---- Data entries
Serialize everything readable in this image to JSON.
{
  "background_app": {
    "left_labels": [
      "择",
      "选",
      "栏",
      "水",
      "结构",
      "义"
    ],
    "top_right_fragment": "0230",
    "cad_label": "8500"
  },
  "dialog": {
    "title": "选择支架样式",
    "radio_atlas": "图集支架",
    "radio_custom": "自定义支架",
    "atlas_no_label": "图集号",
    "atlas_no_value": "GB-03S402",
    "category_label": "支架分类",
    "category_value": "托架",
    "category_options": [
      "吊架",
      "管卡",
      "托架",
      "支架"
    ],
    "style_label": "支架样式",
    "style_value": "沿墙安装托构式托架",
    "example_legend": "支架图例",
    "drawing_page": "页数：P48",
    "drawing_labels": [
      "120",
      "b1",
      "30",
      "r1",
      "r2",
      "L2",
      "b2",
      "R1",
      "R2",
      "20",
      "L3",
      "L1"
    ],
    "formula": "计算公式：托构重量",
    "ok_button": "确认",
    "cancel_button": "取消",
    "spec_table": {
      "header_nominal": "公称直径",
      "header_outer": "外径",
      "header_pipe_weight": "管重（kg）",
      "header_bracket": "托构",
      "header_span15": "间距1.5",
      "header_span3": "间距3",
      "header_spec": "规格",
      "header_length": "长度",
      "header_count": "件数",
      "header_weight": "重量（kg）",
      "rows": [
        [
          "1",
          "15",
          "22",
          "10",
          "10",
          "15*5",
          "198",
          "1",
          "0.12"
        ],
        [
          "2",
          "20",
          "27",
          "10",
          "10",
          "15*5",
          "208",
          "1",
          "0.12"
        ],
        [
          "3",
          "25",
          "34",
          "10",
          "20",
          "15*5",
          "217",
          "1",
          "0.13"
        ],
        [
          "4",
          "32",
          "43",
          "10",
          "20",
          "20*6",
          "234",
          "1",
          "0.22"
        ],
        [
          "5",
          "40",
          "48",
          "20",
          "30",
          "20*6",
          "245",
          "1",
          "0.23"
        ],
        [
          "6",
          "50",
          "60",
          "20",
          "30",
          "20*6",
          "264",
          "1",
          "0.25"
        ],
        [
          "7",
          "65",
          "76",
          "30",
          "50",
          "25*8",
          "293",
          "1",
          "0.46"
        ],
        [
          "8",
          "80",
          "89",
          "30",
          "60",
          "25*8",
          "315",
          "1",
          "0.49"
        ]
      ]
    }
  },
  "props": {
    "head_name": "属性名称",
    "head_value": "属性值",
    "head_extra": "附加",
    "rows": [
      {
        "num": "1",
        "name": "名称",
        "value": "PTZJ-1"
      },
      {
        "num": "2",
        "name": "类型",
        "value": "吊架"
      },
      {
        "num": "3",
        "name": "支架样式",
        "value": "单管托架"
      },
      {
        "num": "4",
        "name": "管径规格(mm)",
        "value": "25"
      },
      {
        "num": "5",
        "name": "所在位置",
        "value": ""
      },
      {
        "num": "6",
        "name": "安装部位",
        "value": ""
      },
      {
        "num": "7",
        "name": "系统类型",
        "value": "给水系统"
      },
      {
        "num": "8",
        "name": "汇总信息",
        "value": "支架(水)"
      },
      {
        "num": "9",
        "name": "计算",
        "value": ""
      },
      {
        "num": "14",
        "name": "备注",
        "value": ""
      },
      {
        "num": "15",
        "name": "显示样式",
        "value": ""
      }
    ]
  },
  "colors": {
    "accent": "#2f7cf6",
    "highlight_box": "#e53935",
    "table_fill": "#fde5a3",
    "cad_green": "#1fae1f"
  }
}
--------
▶ Set problem: Repeat the entries shown above, every one, word for word.

▶ Finished exercise:
Serialize everything readable in this image to JSON.
{
  "background_app": {
    "left_labels": [
      "择",
      "选",
      "栏",
      "水",
      "结构",
      "义"
    ],
    "top_right_fragment": "0230",
    "cad_label": "8500"
  },
  "dialog": {
    "title": "选择支架样式",
    "radio_atlas": "图集支架",
    "radio_custom": "自定义支架",
    "atlas_no_label": "图集号",
    "atlas_no_value": "GB-03S402",
    "category_label": "支架分类",
    "category_value": "托架",
    "category_options": [
      "吊架",
      "管卡",
      "托架",
      "支架"
    ],
    "style_label": "支架样式",
    "style_value": "沿墙安装托构式托架",
    "example_legend": "支架图例",
    "drawing_page": "页数：P48",
    "drawing_labels": [
      "120",
      "b1",
      "30",
      "r1",
      "r2",
      "L2",
      "b2",
      "R1",
      "R2",
      "20",
      "L3",
      "L1"
    ],
    "formula": "计算公式：托构重量",
    "ok_button": "确认",
    "cancel_button": "取消",
    "spec_table": {
      "header_nominal": "公称直径",
      "header_outer": "外径",
      "header_pipe_weight": "管重（kg）",
      "header_bracket": "托构",
      "header_span15": "间距1.5",
      "header_span3": "间距3",
      "header_spec": "规格",
      "header_length": "长度",
      "header_count": "件数",
      "header_weight": "重量（kg）",
      "rows": [
        [
          "1",
          "15",
          "22",
          "10",
          "10",
          "15*5",
          "198",
          "1",
          "0.12"
        ],
        [
          "2",
          "20",
          "27",
          "10",
          "10",
          "15*5",
          "208",
          "1",
          "0.12"
        ],
        [
          "3",
          "25",
          "34",
          "10",
          "20",
          "15*5",
          "217",
          "1",
          "0.13"
        ],
        [
          "4",
          "32",
          "43",
          "10",
          "20",
          "20*6",
          "234",
          "1",
          "0.22"
        ],
        [
          "5",
          "40",
          "48",
          "20",
          "30",
          "20*6",
          "245",
          "1",
          "0.23"
        ],
        [
          "6",
          "50",
          "60",
          "20",
          "30",
          "20*6",
          "264",
          "1",
          "0.25"
        ],
        [
          "7",
          "65",
          "76",
          "30",
          "50",
          "25*8",
          "293",
          "1",
          "0.46"
        ],
        [
          "8",
          "80",
          "89",
          "30",
          "60",
          "25*8",
          "315",
          "1",
          "0.49"
        ]
      ]
    }
  },
  "props": {
    "head_name": "属性名称",
    "head_value": "属性值",
    "head_extra": "附加",
    "rows": [
      {
        "num": "1",
        "name": "名称",
        "value": "PTZJ-1"
      },
      {
        "num": "2",
        "name": "类型",
        "value": "吊架"
      },
      {
        "num": "3",
        "name": "支架样式",
        "value": "单管托架"
      },
      {
        "num": "4",
        "name": "管径规格(mm)",
        "value": "25"
      },
      {
        "num": "5",
        "name": "所在位置",
        "value": ""
      },
      {
        "num": "6",
        "name": "安装部位",
        "value": ""
      },
      {
        "num": "7",
        "name": "系统类型",
        "value": "给水系统"
      },
      {
        "num": "8",
        "name": "汇总信息",
        "value": "支架(水)"
      },
      {
        "num": "9",
        "name": "计算",
        "value": ""
      },
      {
        "num": "14",
        "name": "备注",
        "value": ""
      },
      {
        "num": "15",
        "name": "显示样式",
        "value": ""
      }
    ]
  },
  "colors": {
    "accent": "#2f7cf6",
    "highlight_box": "#e53935",
    "table_fill": "#fde5a3",
    "cad_green": "#1fae1f"
  }
}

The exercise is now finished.